● Requirement: Using the records that follow, copy every line containing the word "перстень".

— start Listed records —

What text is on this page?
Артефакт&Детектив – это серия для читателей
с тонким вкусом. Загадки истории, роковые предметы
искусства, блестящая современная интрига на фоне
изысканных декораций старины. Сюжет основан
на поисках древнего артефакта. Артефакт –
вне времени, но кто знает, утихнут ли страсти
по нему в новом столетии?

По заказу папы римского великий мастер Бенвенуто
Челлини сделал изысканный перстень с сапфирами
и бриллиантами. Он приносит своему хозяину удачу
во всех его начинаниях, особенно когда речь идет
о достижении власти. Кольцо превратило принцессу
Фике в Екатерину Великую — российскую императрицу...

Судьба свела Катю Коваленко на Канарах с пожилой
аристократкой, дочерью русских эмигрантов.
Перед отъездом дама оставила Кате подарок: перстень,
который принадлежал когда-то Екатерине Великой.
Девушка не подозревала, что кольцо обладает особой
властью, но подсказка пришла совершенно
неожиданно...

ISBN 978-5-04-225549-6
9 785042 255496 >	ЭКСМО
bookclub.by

— end Listed records —

● Output of the exercise:
Челлини сделал изысканный перстень с сапфирами
Перед отъездом дама оставила Кате подарок: перстень,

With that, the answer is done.